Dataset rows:
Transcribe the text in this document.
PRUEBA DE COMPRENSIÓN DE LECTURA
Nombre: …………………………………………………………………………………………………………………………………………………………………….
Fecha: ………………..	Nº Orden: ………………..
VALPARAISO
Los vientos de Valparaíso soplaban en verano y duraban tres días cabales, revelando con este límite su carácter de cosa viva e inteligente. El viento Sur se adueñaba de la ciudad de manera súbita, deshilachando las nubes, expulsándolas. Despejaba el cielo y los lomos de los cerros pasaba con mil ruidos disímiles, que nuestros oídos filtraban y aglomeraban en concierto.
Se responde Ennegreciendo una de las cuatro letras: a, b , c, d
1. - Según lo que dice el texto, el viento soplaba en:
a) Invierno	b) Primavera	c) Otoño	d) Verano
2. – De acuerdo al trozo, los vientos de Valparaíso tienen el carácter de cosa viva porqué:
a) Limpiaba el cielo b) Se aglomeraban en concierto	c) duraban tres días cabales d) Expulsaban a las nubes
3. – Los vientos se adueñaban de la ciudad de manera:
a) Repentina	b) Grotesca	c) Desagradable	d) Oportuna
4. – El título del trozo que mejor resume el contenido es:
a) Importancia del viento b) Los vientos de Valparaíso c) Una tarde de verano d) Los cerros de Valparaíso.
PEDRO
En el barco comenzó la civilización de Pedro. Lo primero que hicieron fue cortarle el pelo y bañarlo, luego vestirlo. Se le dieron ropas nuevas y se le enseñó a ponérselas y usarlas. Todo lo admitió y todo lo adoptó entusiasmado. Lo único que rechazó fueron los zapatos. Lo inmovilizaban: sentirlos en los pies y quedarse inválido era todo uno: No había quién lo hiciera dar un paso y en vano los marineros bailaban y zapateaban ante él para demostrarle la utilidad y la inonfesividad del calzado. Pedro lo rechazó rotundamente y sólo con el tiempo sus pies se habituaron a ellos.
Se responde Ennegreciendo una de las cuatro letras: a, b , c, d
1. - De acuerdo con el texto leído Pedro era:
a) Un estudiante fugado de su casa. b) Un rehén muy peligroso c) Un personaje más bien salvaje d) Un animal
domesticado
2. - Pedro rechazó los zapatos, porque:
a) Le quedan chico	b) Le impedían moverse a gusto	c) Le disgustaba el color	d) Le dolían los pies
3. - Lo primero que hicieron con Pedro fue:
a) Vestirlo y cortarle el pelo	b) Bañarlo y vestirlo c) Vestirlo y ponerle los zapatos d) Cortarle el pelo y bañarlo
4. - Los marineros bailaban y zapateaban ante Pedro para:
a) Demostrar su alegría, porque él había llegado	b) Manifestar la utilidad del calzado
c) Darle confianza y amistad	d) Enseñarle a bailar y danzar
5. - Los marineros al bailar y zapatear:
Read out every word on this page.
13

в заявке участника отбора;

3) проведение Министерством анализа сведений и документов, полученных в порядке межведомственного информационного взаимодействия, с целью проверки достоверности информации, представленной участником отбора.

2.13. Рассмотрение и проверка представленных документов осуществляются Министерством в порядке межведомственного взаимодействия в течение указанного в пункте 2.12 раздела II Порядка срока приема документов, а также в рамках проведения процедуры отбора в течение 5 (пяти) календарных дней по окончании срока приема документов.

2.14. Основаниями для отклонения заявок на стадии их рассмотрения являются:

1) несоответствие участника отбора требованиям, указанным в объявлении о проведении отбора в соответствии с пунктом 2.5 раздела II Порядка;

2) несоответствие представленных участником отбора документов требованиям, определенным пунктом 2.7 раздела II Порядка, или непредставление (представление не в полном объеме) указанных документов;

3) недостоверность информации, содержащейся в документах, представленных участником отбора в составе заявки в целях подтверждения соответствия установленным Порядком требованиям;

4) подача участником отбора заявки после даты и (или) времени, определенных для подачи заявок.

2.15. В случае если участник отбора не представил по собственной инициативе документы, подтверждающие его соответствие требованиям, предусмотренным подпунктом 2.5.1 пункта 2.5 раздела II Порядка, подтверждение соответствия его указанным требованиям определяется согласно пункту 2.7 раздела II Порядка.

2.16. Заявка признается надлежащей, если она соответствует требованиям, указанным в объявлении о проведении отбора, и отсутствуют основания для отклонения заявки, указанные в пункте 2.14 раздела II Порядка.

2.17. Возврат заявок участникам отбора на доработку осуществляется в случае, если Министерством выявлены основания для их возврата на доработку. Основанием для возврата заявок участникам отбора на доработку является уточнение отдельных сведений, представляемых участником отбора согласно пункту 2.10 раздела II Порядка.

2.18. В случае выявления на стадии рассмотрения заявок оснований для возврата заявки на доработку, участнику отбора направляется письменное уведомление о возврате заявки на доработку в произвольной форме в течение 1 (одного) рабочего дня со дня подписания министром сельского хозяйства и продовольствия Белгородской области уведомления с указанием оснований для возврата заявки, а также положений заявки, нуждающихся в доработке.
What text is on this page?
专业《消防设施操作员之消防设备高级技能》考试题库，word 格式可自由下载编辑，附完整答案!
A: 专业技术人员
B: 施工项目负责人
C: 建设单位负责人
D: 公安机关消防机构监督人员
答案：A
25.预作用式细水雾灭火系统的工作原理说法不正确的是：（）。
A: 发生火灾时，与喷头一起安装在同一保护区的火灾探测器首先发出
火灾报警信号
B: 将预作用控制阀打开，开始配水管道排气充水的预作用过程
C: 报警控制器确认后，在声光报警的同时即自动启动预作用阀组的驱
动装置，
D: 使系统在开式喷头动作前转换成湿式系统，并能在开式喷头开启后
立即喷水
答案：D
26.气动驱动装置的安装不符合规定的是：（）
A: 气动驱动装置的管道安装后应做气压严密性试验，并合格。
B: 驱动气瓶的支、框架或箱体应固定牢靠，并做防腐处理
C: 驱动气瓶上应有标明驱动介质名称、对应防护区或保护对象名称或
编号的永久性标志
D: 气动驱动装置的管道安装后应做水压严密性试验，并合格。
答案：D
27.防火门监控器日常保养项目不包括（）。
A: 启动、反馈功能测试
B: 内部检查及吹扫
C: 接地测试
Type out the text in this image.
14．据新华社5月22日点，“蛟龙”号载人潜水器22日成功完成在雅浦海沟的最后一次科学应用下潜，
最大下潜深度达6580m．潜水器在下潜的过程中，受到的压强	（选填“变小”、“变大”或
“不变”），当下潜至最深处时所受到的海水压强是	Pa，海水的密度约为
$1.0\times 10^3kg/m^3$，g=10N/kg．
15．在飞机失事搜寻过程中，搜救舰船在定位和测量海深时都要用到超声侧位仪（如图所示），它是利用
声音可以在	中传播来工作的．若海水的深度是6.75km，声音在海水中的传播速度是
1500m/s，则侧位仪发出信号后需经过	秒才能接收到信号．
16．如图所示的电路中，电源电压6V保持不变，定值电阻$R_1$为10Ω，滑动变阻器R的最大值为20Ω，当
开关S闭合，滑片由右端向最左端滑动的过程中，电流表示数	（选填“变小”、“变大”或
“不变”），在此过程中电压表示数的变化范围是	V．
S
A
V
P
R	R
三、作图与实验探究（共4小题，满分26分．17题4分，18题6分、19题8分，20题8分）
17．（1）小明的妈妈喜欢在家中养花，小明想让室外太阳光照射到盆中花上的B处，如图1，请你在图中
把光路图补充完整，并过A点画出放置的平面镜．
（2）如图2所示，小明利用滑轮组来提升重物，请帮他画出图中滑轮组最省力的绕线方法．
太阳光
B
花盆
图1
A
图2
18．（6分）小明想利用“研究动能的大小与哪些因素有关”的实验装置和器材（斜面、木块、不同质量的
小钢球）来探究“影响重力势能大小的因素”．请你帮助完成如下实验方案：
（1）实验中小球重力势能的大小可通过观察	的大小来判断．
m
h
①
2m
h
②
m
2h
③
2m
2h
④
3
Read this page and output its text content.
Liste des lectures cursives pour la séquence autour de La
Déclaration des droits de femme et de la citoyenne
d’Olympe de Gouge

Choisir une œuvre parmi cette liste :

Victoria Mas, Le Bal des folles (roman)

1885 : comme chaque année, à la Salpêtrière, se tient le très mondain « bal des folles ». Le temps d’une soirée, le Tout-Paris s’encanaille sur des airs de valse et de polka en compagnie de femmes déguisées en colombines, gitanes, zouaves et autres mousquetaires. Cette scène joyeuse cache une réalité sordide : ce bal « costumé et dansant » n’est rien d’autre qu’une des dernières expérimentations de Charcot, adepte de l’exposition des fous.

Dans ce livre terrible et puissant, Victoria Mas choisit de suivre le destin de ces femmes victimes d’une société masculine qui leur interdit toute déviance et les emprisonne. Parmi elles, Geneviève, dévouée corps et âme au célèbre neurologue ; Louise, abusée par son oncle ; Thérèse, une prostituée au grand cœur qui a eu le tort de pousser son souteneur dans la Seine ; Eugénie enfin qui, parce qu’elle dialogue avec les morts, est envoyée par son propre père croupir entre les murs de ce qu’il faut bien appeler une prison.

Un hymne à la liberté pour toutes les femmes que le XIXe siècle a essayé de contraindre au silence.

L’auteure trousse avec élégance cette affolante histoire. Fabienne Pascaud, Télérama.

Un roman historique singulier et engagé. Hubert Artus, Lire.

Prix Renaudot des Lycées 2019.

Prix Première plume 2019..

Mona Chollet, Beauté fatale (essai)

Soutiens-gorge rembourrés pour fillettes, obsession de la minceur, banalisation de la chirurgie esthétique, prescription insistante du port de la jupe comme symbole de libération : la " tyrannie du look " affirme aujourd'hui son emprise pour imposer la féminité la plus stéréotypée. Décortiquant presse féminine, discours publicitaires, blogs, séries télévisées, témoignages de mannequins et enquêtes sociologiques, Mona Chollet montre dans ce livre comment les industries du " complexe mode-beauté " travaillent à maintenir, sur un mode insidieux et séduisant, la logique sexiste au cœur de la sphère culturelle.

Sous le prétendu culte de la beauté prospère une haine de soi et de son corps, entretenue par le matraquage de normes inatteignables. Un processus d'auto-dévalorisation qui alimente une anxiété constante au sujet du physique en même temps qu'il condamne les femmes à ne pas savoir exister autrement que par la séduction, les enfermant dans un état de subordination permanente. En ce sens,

§ WHAT TO WORK ON: Of all the lines in the material above, how many contain the word "page"? Give only the count.

§ SOLUTION: 3